Required actions:
1) In the blog post about Gordon Voidwell, rewrite everything from "When I was a" down to "New York changed...", changing "teenager" to "kid".
2) Continue the blog post about Gordon Voidwell from where it ends.

Not to be confused with Gordon Gartrelle, Gordon Voidwell (fka Will Johnson) is a musician probably influenced in some way by the same Cosby Show this blog got it's name from. I don't know that for sure, but I assume so. Yo is that racist? It was such a good show. I mean, that can't be racist.
Gordon Voidwell makes music for cats that used to listen to a lot of underground rap but then got bored with that scene when it started getting... boring. He also makes music for people who aren't rooted in hip-hop, but who want to get down. On certain tracks, he pulls off the difficult task of making political commentary while not jamming it down your throat - using sexy dance beats to undermine that political commentary, but leaving both so you can pick and choose later when his joint's stuck in your head.
When I was a young teenager, music consisted solely of Hot 97, anyone on Def Jux, MF Doom, Juggaknots, J-Live, and that type of thing - never Anticon though. I'd go to Fat Beats every now and then. Percee P would sit outside selling CDs. I idolized mid-90s rap: Boot Camp Clique, Nas, Wu-Tang, etc. But then New York changed...
This is music for people that wanted to dance but couldn't because it was 2000 and New York was still holding on to the glorified age of black hoodies and black timbs that was no longer present. They clinged on to the nostalgia of Nas's Queens and Biggie's Bed Stuy but both of these hoods were changing. The New York of 2000 and onward was not New York of the 1990s. White people moved into town! The police followed them. Jay-Z started rapping about Hermes instead of Nautica. Kids that historically didn't listen to rap or even only listened to underground, started loving Dip Set and not entirely ironically. They liked it because it was FUN. Crunk was happening around the country and the Dips were the closest NY would come to it. While Rap was getting funner and people were leaning and rocking, it wasn't getting any smarter though. It was a very guilty pleasure.

Page layout parsing data
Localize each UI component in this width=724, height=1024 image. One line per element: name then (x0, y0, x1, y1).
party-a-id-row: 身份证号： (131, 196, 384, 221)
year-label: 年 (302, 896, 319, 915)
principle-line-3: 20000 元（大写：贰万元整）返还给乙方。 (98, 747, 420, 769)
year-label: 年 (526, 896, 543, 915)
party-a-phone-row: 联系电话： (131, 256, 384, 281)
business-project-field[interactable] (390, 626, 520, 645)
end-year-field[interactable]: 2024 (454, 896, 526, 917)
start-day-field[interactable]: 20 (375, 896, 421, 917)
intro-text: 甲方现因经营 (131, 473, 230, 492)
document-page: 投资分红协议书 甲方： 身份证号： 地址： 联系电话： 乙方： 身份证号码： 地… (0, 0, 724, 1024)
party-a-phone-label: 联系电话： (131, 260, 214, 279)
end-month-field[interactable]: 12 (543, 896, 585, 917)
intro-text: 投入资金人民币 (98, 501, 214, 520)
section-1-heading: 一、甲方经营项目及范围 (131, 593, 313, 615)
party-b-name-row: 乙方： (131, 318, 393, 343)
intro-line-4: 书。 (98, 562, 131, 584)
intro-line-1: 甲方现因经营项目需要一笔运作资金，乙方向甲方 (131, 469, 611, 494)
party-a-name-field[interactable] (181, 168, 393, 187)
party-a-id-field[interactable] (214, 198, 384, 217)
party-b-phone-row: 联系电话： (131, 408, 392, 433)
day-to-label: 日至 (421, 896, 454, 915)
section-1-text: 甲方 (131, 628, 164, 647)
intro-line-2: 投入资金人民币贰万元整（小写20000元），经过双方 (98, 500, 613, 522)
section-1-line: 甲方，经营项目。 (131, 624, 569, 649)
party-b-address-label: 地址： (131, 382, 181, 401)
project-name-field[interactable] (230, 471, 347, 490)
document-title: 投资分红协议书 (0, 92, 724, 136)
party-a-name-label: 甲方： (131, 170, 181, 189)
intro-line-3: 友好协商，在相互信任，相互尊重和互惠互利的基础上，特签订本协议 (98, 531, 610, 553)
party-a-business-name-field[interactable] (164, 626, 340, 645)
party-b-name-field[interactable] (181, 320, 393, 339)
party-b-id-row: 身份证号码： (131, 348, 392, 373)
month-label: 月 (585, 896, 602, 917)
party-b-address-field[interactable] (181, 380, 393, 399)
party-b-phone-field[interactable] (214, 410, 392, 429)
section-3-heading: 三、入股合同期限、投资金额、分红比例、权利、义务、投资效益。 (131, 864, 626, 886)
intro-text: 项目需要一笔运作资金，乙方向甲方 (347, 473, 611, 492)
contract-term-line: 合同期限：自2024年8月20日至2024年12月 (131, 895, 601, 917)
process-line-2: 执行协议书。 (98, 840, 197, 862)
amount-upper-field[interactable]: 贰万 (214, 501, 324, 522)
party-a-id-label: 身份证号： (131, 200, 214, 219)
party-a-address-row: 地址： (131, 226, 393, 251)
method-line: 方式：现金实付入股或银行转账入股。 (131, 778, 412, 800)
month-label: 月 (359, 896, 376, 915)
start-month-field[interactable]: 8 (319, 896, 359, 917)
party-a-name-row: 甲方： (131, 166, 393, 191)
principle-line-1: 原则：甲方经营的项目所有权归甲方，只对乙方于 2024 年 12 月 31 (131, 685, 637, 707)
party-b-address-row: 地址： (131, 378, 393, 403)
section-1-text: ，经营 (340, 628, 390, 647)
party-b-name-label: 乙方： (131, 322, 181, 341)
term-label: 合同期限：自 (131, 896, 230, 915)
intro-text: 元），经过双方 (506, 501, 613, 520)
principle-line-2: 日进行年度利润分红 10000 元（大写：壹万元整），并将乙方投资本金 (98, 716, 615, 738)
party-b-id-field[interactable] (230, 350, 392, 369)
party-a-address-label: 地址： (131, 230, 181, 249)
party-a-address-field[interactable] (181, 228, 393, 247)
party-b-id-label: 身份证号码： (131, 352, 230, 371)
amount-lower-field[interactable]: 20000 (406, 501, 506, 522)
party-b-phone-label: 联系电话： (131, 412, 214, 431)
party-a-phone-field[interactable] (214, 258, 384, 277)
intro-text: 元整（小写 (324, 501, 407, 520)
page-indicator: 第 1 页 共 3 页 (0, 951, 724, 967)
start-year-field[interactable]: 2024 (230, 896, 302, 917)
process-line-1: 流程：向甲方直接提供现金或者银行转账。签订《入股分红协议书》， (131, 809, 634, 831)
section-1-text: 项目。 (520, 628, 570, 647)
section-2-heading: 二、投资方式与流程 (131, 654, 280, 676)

Exercise responses:
1)
When I was a young kid, music consisted solely of Hot 97, anyone on Def Jux, MF Doom, Juggaknots, J-Live, and that type of thing - never Anticon though. I'd go to Fat Beats every now and then. Percee P would sit outside selling CDs. I idolized mid-90s rap: Boot Camp Clique, Nas, Wu-Tang, etc. But then New York changed...

2)
Those are the rap kids that wanted to have fun. This is also music for non-rap people that want to have a good time. Maybe they hate rap/hip-hop songs that include the words "up in the club" because they don't go "clubbing" but still want music that they can dance to - just not in the fictional "club" blacks talk about because maybe that scares them. Maybe their brother got beat up at a "club." They'd prefer their urban dance music to pop off at a "bar" or maybe in the privacy of a Brooklyn apartment one moved to from the Midwest in hopes of following some kind of dream. They try, but they just can't get past the word "club." Beats me!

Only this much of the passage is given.